What this task involves: Please write the listing below out again exactly, leaving every picture behind.

— START OF Records supplied —

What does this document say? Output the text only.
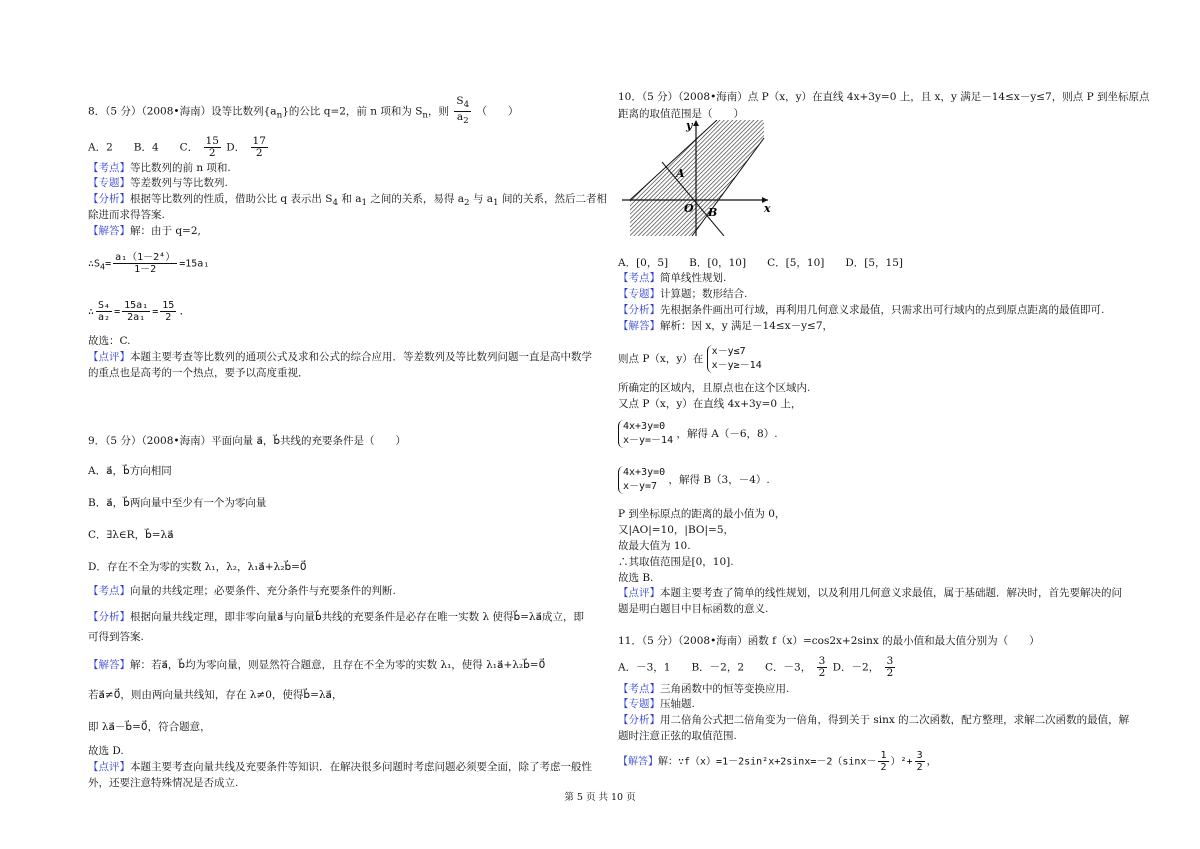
8．（5 分）（2008•海南）设等比数列$\{a_n\}$的公比 q=2，前 n 项和为 $S_n$，则 $\frac{S_4}{a_2}$ （　　）
A．2　　B．4　　C． $\frac{15}{2}$ D． $\frac{17}{2}$
【考点】等比数列的前 n 项和.
【专题】等差数列与等比数列.
【分析】根据等比数列的性质，借助公比 q 表示出 $S_4$ 和 $a_1$ 之间的关系，易得 $a_2$ 与 $a_1$ 间的关系，然后二者相
除进而求得答案.
【解答】解：由于 q=2,
$\therefore S_4= \frac{\text{a₁（1－2⁴）}}{1-2} =15a_1$
∴ $\frac{\text{S₄}}{\text{a₂}} = \frac{\text{15a₁}}{\text{2a₁}} = \frac{15}{2}$ .
故选：C.
【点评】本题主要考查等比数列的通项公式及求和公式的综合应用．等差数列及等比数列问题一直是高中数学
的重点也是高考的一个热点，要予以高度重视．
9．（5 分）（2008•海南）平面向量 a⃗，b⃗共线的充要条件是（　　）
A．a⃗，b⃗方向相同
B．a⃗，b⃗两向量中至少有一个为零向量
C．∃λ∈R，b⃗=λa⃗
D．存在不全为零的实数 λ₁，λ₂，λ₁a⃗+λ₂b⃗=0⃗
【考点】向量的共线定理；必要条件、充分条件与充要条件的判断.
【分析】根据向量共线定理，即非零向量a⃗与向量b⃗共线的充要条件是必存在唯一实数 λ 使得b⃗=λa⃗成立，即
可得到答案.
【解答】解：若a⃗，b⃗均为零向量，则显然符合题意，且存在不全为零的实数 λ₁，使得 λ₁a⃗+λ₂b⃗=0⃗
若a⃗≠0⃗，则由两向量共线知，存在 λ≠0，使得b⃗=λa⃗，
即 λa⃗－b⃗=0⃗，符合题意，
故选 D.
【点评】本题主要考查向量共线及充要条件等知识．在解决很多问题时考虑问题必须要全面，除了考虑一般性
外，还要注意特殊情况是否成立.
10．（5 分）（2008•海南）点 P（x，y）在直线 4x+3y=0 上，且 x，y 满足－14≤x－y≤7，则点 P 到坐标原点
距离的取值范围是（　　）
y
x
A
O B
A．[0，5]　　B．[0，10]　　C．[5，10]　　D．[5，15]
【考点】简单线性规划.
【专题】计算题；数形结合.
【分析】先根据条件画出可行域，再利用几何意义求最值，只需求出可行域内的点到原点距离的最值即可.
【解答】解析：因 x，y 满足－14≤x－y≤7，
则点 P（x，y）在 x－y≤7
x－y≥－14
所确定的区域内，且原点也在这个区域内.
又点 P（x，y）在直线 4x+3y=0 上，
4x+3y=0
x－y=－14 ，解得 A（－6，8）.
4x+3y=0
x－y=7 ，解得 B（3，－4）.
P 到坐标原点的距离的最小值为 0，
又|AO|=10，|BO|=5，
故最大值为 10.
∴其取值范围是[0，10].
故选 B.
【点评】本题主要考查了简单的线性规划，以及利用几何意义求最值，属于基础题．解决时，首先要解决的问
题是明白题目中目标函数的意义.
11．（5 分）（2008•海南）函数 f（x）=cos2x+2sinx 的最小值和最大值分别为（　　）
A．－3，1　　B．－2，2　　C．－3， $\frac{3}{2}$ D．－2， $\frac{3}{2}$
【考点】三角函数中的恒等变换应用.
【专题】压轴题.
【分析】用二倍角公式把二倍角变为一倍角，得到关于 sinx 的二次函数，配方整理，求解二次函数的最值，解
题时注意正弦的取值范围.
【解答】解：∵f（x）=1－2sin²x+2sinx=－2（sinx－ $\frac{1}{2} )^2+ \frac{3}{2}$ ，
第 5 页 共 10 页
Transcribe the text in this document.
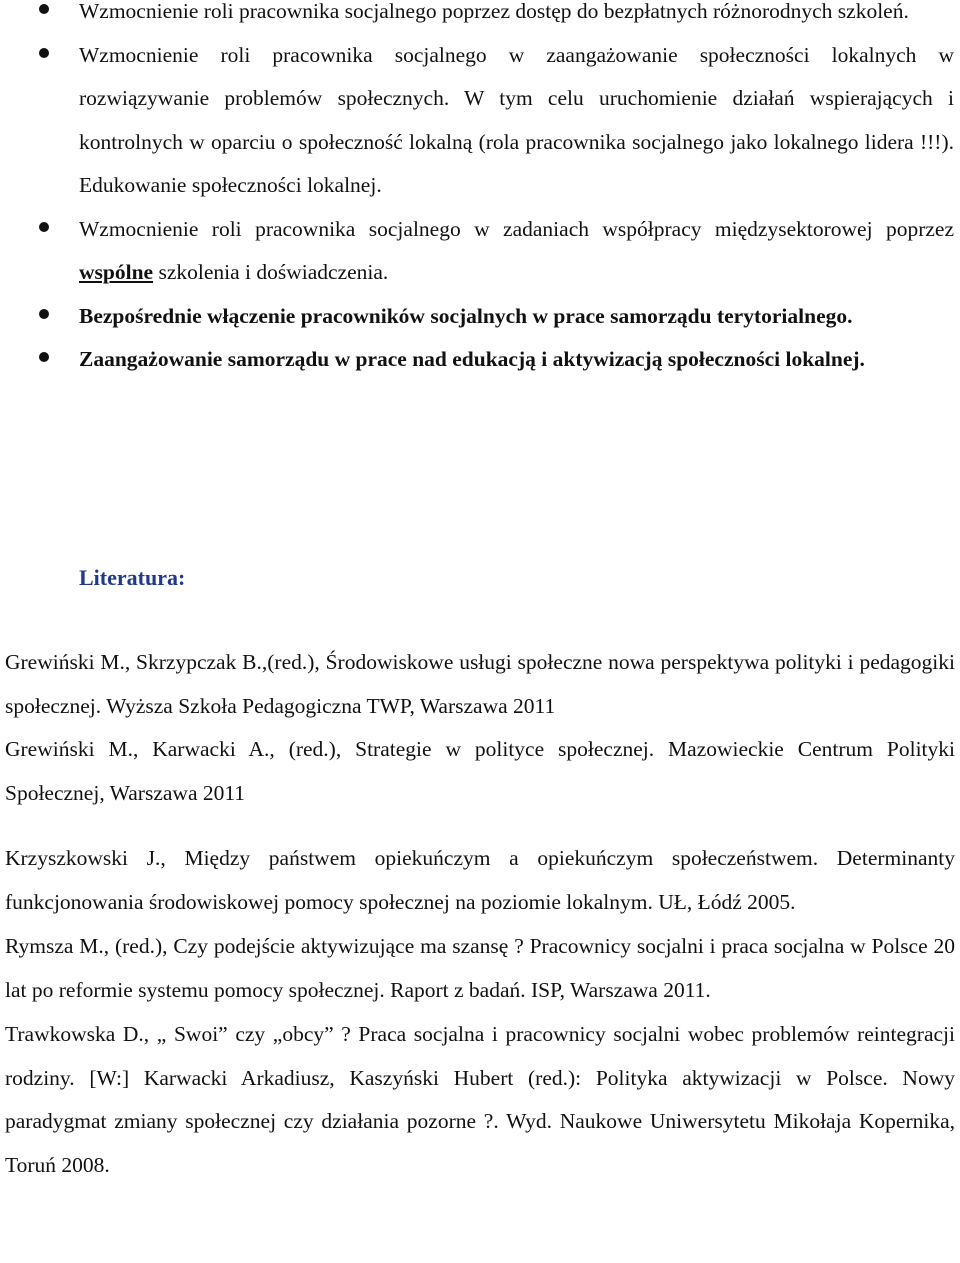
Wzmocnienie roli pracownika socjalnego poprzez dostęp do bezpłatnych różnorodnych szkoleń.
Wzmocnienie roli pracownika socjalnego w zaangażowanie społeczności lokalnych w rozwiązywanie problemów społecznych. W tym celu uruchomienie działań wspierających i kontrolnych w oparciu o społeczność lokalną (rola pracownika socjalnego jako lokalnego lidera !!!). Edukowanie społeczności lokalnej.
Wzmocnienie roli pracownika socjalnego w zadaniach współpracy międzysektorowej poprzez wspólne szkolenia i doświadczenia.
Bezpośrednie włączenie pracowników socjalnych w prace samorządu terytorialnego.
Zaangażowanie samorządu w prace nad edukacją i aktywizacją społeczności lokalnej.
Literatura:

Grewiński M., Skrzypczak B.,(red.), Środowiskowe usługi społeczne nowa perspektywa polityki i pedagogiki społecznej. Wyższa Szkoła Pedagogiczna TWP, Warszawa 2011

Grewiński M., Karwacki A., (red.), Strategie w polityce społecznej. Mazowieckie Centrum Polityki Społecznej, Warszawa 2011

Krzyszkowski J., Między państwem opiekuńczym a opiekuńczym społeczeństwem. Determinanty funkcjonowania środowiskowej pomocy społecznej na poziomie lokalnym. UŁ, Łódź 2005.

Rymsza M., (red.), Czy podejście aktywizujące ma szansę ? Pracownicy socjalni i praca socjalna w Polsce 20 lat po reformie systemu pomocy społecznej. Raport z badań. ISP, Warszawa 2011.

Trawkowska D., „ Swoi” czy „obcy” ? Praca socjalna i pracownicy socjalni wobec problemów reintegracji rodziny. [W:] Karwacki Arkadiusz, Kaszyński Hubert (red.): Polityka aktywizacji w Polsce. Nowy paradygmat zmiany społecznej czy działania pozorne ?. Wyd. Naukowe Uniwersytetu Mikołaja Kopernika, Toruń 2008.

— END OF Records supplied —

Full answer:
What does this document say? Output the text only.
8．（5 分）（2008•海南）设等比数列$\{a_n\}$的公比 q=2，前 n 项和为 $S_n$，则 $\frac{S_4}{a_2}$ （　　）
A．2　　B．4　　C． $\frac{15}{2}$ D． $\frac{17}{2}$
【考点】等比数列的前 n 项和.
【专题】等差数列与等比数列.
【分析】根据等比数列的性质，借助公比 q 表示出 $S_4$ 和 $a_1$ 之间的关系，易得 $a_2$ 与 $a_1$ 间的关系，然后二者相
除进而求得答案.
【解答】解：由于 q=2,
$\therefore S_4= \frac{\text{a₁（1－2⁴）}}{1-2} =15a_1$
∴ $\frac{\text{S₄}}{\text{a₂}} = \frac{\text{15a₁}}{\text{2a₁}} = \frac{15}{2}$ .
故选：C.
【点评】本题主要考查等比数列的通项公式及求和公式的综合应用．等差数列及等比数列问题一直是高中数学
的重点也是高考的一个热点，要予以高度重视．
9．（5 分）（2008•海南）平面向量 a⃗，b⃗共线的充要条件是（　　）
A．a⃗，b⃗方向相同
B．a⃗，b⃗两向量中至少有一个为零向量
C．∃λ∈R，b⃗=λa⃗
D．存在不全为零的实数 λ₁，λ₂，λ₁a⃗+λ₂b⃗=0⃗
【考点】向量的共线定理；必要条件、充分条件与充要条件的判断.
【分析】根据向量共线定理，即非零向量a⃗与向量b⃗共线的充要条件是必存在唯一实数 λ 使得b⃗=λa⃗成立，即
可得到答案.
【解答】解：若a⃗，b⃗均为零向量，则显然符合题意，且存在不全为零的实数 λ₁，使得 λ₁a⃗+λ₂b⃗=0⃗
若a⃗≠0⃗，则由两向量共线知，存在 λ≠0，使得b⃗=λa⃗，
即 λa⃗－b⃗=0⃗，符合题意，
故选 D.
【点评】本题主要考查向量共线及充要条件等知识．在解决很多问题时考虑问题必须要全面，除了考虑一般性
外，还要注意特殊情况是否成立.
10．（5 分）（2008•海南）点 P（x，y）在直线 4x+3y=0 上，且 x，y 满足－14≤x－y≤7，则点 P 到坐标原点
距离的取值范围是（　　）
y
x
A
O B
A．[0，5]　　B．[0，10]　　C．[5，10]　　D．[5，15]
【考点】简单线性规划.
【专题】计算题；数形结合.
【分析】先根据条件画出可行域，再利用几何意义求最值，只需求出可行域内的点到原点距离的最值即可.
【解答】解析：因 x，y 满足－14≤x－y≤7，
则点 P（x，y）在 x－y≤7
x－y≥－14
所确定的区域内，且原点也在这个区域内.
又点 P（x，y）在直线 4x+3y=0 上，
4x+3y=0
x－y=－14 ，解得 A（－6，8）.
4x+3y=0
x－y=7 ，解得 B（3，－4）.
P 到坐标原点的距离的最小值为 0，
又|AO|=10，|BO|=5，
故最大值为 10.
∴其取值范围是[0，10].
故选 B.
【点评】本题主要考查了简单的线性规划，以及利用几何意义求最值，属于基础题．解决时，首先要解决的问
题是明白题目中目标函数的意义.
11．（5 分）（2008•海南）函数 f（x）=cos2x+2sinx 的最小值和最大值分别为（　　）
A．－3，1　　B．－2，2　　C．－3， $\frac{3}{2}$ D．－2， $\frac{3}{2}$
【考点】三角函数中的恒等变换应用.
【专题】压轴题.
【分析】用二倍角公式把二倍角变为一倍角，得到关于 sinx 的二次函数，配方整理，求解二次函数的最值，解
题时注意正弦的取值范围.
【解答】解：∵f（x）=1－2sin²x+2sinx=－2（sinx－ $\frac{1}{2} )^2+ \frac{3}{2}$ ，
第 5 页 共 10 页
Transcribe the text in this document.
Wzmocnienie roli pracownika socjalnego poprzez dostęp do bezpłatnych różnorodnych szkoleń.
Wzmocnienie roli pracownika socjalnego w zaangażowanie społeczności lokalnych w rozwiązywanie problemów społecznych. W tym celu uruchomienie działań wspierających i kontrolnych w oparciu o społeczność lokalną (rola pracownika socjalnego jako lokalnego lidera !!!). Edukowanie społeczności lokalnej.
Wzmocnienie roli pracownika socjalnego w zadaniach współpracy międzysektorowej poprzez wspólne szkolenia i doświadczenia.
Bezpośrednie włączenie pracowników socjalnych w prace samorządu terytorialnego.
Zaangażowanie samorządu w prace nad edukacją i aktywizacją społeczności lokalnej.
Literatura:

Grewiński M., Skrzypczak B.,(red.), Środowiskowe usługi społeczne nowa perspektywa polityki i pedagogiki społecznej. Wyższa Szkoła Pedagogiczna TWP, Warszawa 2011

Grewiński M., Karwacki A., (red.), Strategie w polityce społecznej. Mazowieckie Centrum Polityki Społecznej, Warszawa 2011

Krzyszkowski J., Między państwem opiekuńczym a opiekuńczym społeczeństwem. Determinanty funkcjonowania środowiskowej pomocy społecznej na poziomie lokalnym. UŁ, Łódź 2005.

Rymsza M., (red.), Czy podejście aktywizujące ma szansę ? Pracownicy socjalni i praca socjalna w Polsce 20 lat po reformie systemu pomocy społecznej. Raport z badań. ISP, Warszawa 2011.

Trawkowska D., „ Swoi” czy „obcy” ? Praca socjalna i pracownicy socjalni wobec problemów reintegracji rodziny. [W:] Karwacki Arkadiusz, Kaszyński Hubert (red.): Polityka aktywizacji w Polsce. Nowy paradygmat zmiany społecznej czy działania pozorne ?. Wyd. Naukowe Uniwersytetu Mikołaja Kopernika, Toruń 2008.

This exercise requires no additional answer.